_What you should do_
From the listing below, extract each line containing the string "FORWARD".

_Data shown_
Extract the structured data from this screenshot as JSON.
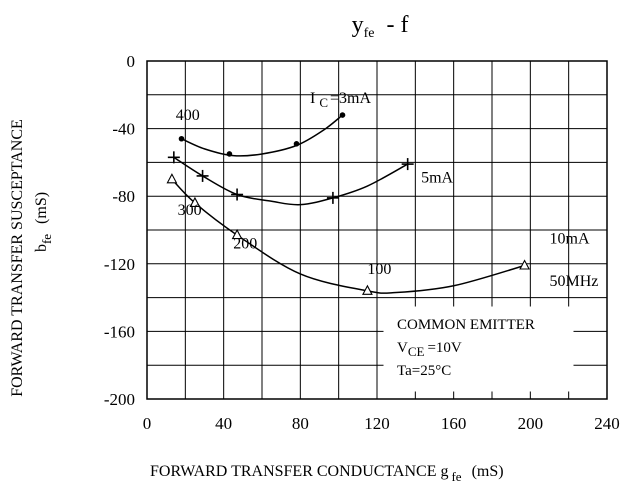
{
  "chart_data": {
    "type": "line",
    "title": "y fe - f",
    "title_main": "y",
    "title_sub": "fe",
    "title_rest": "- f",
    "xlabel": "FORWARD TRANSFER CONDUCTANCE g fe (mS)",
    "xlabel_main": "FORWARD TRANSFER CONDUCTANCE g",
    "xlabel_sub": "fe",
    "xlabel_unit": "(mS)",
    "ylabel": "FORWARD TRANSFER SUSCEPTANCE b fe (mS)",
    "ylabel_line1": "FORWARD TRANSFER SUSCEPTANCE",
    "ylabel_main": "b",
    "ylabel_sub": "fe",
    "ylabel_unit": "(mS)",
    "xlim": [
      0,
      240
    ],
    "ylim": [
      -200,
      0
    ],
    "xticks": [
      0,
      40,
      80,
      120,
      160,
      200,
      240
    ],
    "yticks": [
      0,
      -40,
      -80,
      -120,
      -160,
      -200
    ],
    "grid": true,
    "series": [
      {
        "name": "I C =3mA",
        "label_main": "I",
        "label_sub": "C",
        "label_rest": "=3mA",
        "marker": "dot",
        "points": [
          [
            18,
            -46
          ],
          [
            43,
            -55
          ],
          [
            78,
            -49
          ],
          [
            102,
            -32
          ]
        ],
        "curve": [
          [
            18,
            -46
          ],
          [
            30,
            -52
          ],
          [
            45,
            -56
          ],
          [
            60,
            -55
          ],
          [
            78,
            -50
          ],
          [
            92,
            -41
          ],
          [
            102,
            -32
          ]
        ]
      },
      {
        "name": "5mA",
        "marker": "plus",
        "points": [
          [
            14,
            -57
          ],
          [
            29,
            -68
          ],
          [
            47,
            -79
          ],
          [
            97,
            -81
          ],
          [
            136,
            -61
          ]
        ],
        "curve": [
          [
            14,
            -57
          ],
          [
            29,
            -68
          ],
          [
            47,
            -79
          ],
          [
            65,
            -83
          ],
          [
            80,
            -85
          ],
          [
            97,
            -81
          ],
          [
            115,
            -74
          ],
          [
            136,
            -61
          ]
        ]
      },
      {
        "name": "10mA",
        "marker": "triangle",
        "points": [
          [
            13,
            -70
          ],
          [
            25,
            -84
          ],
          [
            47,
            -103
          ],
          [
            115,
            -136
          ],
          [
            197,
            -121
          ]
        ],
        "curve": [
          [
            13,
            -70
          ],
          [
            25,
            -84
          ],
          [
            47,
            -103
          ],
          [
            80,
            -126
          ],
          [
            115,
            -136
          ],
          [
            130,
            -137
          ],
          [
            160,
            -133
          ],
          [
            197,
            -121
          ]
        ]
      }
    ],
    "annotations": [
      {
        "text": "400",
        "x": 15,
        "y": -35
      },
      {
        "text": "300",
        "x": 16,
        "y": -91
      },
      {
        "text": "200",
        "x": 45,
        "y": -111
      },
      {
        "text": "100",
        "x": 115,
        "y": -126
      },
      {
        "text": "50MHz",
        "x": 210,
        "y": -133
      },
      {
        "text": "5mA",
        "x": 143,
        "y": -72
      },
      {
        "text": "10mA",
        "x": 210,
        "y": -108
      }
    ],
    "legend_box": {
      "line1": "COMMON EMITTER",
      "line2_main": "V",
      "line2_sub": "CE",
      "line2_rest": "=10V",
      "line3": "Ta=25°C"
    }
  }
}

* * *

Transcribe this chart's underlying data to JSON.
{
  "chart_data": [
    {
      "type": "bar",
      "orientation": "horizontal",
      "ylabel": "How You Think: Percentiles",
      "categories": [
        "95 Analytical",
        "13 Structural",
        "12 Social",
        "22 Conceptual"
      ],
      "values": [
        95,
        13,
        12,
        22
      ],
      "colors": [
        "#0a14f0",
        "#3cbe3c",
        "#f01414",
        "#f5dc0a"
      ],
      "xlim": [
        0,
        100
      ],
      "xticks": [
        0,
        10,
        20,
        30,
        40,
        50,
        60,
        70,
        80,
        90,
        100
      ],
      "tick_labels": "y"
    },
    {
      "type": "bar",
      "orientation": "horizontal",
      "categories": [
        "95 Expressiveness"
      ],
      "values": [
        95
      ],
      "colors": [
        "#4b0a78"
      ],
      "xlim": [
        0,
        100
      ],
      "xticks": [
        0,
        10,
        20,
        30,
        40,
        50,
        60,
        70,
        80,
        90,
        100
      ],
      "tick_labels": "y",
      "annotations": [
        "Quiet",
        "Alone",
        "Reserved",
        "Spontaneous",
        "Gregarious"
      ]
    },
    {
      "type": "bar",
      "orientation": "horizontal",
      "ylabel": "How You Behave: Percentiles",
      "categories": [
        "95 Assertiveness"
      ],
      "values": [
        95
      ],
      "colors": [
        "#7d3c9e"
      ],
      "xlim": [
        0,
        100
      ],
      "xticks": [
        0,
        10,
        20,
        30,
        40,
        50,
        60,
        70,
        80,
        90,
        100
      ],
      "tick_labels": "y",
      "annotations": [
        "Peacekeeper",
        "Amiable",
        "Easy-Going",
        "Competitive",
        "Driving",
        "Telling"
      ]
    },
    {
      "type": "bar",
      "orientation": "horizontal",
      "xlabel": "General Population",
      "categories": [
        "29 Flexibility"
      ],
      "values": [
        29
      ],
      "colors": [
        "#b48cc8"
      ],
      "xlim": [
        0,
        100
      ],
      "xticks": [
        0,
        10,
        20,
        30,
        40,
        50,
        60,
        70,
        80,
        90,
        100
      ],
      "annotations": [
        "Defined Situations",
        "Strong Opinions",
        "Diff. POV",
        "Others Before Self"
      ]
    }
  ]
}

* * *

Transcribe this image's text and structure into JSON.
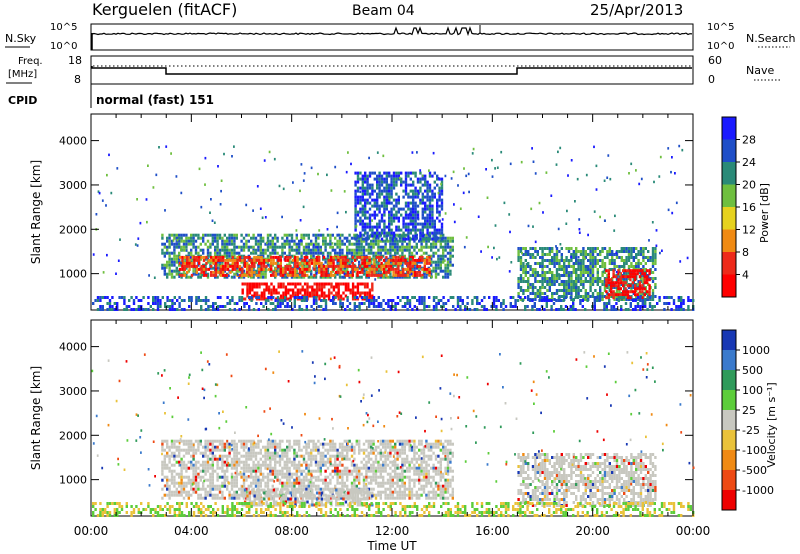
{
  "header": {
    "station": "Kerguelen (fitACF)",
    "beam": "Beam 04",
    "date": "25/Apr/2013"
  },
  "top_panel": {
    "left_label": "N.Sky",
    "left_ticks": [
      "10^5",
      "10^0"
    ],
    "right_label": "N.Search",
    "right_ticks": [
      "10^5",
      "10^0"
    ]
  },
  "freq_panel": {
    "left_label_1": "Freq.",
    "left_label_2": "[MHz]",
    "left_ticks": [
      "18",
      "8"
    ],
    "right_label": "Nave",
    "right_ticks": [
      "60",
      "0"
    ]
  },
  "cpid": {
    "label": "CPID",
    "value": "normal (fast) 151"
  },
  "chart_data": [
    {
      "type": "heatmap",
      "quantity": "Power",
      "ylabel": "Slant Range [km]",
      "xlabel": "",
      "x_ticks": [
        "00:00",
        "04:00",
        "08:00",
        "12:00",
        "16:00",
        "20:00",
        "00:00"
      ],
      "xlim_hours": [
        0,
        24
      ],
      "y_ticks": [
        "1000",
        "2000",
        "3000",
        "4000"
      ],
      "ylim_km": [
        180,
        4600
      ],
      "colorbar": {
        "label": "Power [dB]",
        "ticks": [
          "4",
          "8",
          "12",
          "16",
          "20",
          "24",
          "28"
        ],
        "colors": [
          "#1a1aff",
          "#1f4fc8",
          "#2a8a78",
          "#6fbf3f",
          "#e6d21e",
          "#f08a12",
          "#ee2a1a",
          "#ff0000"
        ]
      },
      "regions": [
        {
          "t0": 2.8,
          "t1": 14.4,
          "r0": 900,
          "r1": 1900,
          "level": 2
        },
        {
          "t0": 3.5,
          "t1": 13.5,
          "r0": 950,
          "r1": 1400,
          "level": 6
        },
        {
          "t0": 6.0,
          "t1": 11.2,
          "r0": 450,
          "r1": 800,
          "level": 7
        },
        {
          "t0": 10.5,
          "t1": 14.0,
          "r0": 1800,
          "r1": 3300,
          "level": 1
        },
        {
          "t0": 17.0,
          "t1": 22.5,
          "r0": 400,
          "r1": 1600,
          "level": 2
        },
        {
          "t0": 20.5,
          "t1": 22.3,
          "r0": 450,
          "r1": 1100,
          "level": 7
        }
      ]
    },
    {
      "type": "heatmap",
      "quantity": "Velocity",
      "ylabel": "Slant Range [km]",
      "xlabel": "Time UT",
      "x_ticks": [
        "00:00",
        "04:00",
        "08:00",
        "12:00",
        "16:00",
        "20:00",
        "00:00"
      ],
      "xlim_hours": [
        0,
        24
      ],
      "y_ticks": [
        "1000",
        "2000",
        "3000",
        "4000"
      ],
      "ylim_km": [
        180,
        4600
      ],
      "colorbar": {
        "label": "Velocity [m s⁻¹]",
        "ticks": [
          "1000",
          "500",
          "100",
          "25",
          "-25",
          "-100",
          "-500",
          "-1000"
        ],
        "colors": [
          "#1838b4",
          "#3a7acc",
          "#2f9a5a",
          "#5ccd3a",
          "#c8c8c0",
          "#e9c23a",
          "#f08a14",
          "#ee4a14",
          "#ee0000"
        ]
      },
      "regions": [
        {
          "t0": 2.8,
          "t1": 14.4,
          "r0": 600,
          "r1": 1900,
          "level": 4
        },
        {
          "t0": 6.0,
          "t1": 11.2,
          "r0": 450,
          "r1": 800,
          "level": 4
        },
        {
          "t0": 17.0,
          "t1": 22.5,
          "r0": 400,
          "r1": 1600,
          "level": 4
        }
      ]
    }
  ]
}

_Worked answer_
    "xlabel": "FORWARD TRANSFER CONDUCTANCE g fe (mS)",
    "xlabel_main": "FORWARD TRANSFER CONDUCTANCE g",
    "ylabel": "FORWARD TRANSFER SUSCEPTANCE b fe (mS)",
    "ylabel_line1": "FORWARD TRANSFER SUSCEPTANCE",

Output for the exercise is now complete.